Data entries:
========

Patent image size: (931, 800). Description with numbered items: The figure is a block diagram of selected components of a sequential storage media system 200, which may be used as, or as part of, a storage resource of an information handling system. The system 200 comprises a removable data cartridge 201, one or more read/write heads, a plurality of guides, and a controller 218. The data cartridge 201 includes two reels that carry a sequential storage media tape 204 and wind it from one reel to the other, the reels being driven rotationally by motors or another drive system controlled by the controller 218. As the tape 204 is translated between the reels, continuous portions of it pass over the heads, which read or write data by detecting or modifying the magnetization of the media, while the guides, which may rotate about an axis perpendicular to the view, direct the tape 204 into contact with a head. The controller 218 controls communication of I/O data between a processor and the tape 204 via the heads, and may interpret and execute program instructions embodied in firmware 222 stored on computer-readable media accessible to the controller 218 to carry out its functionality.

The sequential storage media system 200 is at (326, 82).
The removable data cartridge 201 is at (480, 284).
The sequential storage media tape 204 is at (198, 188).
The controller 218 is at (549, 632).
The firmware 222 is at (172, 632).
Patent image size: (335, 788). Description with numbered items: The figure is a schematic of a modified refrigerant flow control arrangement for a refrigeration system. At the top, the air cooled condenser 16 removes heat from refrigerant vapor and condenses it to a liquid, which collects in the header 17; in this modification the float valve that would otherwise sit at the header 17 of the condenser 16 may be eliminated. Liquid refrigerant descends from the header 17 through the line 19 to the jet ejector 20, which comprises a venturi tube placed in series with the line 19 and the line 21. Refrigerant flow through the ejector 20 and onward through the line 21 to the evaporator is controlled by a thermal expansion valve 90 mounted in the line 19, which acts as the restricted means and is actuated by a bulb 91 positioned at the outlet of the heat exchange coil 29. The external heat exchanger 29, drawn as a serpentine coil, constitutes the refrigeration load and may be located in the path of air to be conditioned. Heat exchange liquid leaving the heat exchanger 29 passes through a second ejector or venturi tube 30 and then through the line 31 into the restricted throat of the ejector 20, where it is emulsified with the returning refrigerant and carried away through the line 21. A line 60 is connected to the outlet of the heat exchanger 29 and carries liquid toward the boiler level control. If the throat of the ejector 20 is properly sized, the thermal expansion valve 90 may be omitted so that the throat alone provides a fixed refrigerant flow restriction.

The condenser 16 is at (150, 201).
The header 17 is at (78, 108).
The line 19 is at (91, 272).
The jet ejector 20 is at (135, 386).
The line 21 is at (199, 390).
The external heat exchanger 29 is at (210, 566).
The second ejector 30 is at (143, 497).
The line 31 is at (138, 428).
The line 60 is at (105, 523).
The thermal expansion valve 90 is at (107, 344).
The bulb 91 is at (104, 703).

========

> Job
Give the material from its start through the line containing "The removable data" as a numbered list, leaving out blank lines.

> Correct answer
1. Patent image size: (931, 800). Description with numbered items: The figure is a block diagram of selected components of a sequential storage media system 200, which may be used as, or as part of, a storage resource of an information handling system. The system 200 comprises a removable data cartridge 201, one or more read/write heads, a plurality of guides, and a controller 218. The data cartridge 201 includes two reels that carry a sequential storage media tape 204 and wind it from one reel to the other, the reels being driven rotationally by motors or another drive system controlled by the controller 218. As the tape 204 is translated between the reels, continuous portions of it pass over the heads, which read or write data by detecting or modifying the magnetization of the media, while the guides, which may rotate about an axis perpendicular to the view, direct the tape 204 into contact with a head. The controller 218 controls communication of I/O data between a processor and the tape 204 via the heads, and may interpret and execute program instructions embodied in firmware 222 stored on computer-readable media accessible to the controller 218 to carry out its functionality.
2. The sequential storage media system 200 is at (326, 82).
3. The removable data cartridge 201 is at (480, 284).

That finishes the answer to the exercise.